> **WHAT IS NEEDED**
Every line holding the word "overline" counts once. Give the total, nothing more.

> **DATA SHOWN**
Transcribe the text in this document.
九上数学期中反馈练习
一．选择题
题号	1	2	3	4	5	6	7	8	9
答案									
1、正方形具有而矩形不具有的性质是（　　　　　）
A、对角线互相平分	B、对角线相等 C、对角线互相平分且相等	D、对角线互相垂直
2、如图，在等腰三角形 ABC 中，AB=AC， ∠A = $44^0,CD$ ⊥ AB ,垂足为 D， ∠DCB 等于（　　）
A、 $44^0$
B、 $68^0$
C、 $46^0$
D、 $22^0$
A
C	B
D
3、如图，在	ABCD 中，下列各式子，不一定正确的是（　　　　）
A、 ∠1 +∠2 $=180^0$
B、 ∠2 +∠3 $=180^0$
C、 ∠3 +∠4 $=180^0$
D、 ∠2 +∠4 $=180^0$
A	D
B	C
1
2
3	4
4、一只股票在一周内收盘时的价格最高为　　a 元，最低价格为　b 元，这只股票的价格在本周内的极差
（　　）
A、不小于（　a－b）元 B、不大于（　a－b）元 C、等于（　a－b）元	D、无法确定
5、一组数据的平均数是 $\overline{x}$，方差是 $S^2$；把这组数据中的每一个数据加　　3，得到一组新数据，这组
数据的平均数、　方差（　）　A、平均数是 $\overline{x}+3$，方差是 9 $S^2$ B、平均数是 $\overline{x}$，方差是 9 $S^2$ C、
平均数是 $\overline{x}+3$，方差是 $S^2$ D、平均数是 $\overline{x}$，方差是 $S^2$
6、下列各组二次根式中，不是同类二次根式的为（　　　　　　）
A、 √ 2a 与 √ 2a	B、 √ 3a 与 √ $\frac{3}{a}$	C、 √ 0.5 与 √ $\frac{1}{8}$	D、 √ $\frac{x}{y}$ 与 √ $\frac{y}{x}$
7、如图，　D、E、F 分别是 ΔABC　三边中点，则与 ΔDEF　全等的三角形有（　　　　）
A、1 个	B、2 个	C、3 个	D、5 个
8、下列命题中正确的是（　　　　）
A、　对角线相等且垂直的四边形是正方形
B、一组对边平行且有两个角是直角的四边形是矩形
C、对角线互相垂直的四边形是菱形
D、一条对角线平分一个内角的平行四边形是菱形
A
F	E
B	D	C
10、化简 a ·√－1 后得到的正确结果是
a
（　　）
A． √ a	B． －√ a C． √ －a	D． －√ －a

> **RIGHT ANSWER**
3